During the Second World War, the Regiment served in many parts of the world and played a distinguished part in the defeat of the Italians in East Africa and the Japanese in Burma. The Royal West Africa Frontier Force provided the largest colonial expeditionary force to leave any colony and it was a West African division which was the first ever to be entirely supplied by air. The following paragraphs give, but a brief outline of the most complex and diverse operations in which the Nigeria Regiment took part.

Troops of the Nigeria Regiment, 3rd West African Brigade (Thunder), boarding a Dakota Transport plane (circa 1943).

At the outbreak of the war, the Nigeria Regiment consisted of five regular battalions with supporting arms and services. In the early part of 1940, plans were made for the move of the 1st West African Brigade to East Africa. The Brigade consisting of 1st, 2nd and 3rd battalions, Nigeria Regiment, 1st Light Battery, 1st Field Ambulance, 1st Infantry Brigade, Signals, and the 1st Field Company, R.E.; left Nigeria on June 3rd, 1940, together with a Gold Coast brigade. After taking part in the defence of Kenya, these brigades distinguished themselves in the Abyssinian Campaign. The Gold Coast brigade secured the west bank of the Juba after defeating the Italians at Bulo Erillo, whilst the Nigerian Brigade, by the capture of Merca, played an all-important part in the capture of Mogadishu. On February 13th, 1941, in company with the 22nd East African Brigade, the Nigerian Brigade advanced on Brava.

§ Dataset extract

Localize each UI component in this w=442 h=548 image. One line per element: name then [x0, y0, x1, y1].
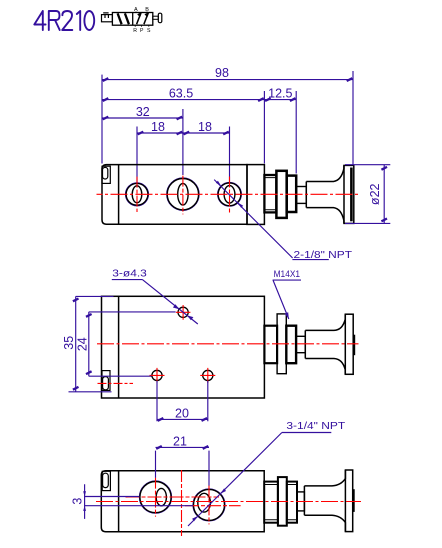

§ Exercise details
Decide whether each statement agrees with the text on the Nigeria Regiment, answering yes or no and quoting the words of the text that settle it: (a) The 1st West African Brigade left Nigeria on June 3rd, 1940. (b) The Gold Coast brigade captured Merca. (c) At the outbreak of the war, the Nigeria Regiment had three regular battalions. The lines above are separate material and have no connection to the text on the Nigeria Regiment.

§ Reply
(a) Yes: "left Nigeria on June 3rd, 1940, together with a Gold Coast brigade."
(b) No: "the Nigerian Brigade, by the capture of Merca, played an all-important part in the capture of Mogadishu."
(c) No: "the Nigeria Regiment consisted of five regular battalions with supporting arms and services."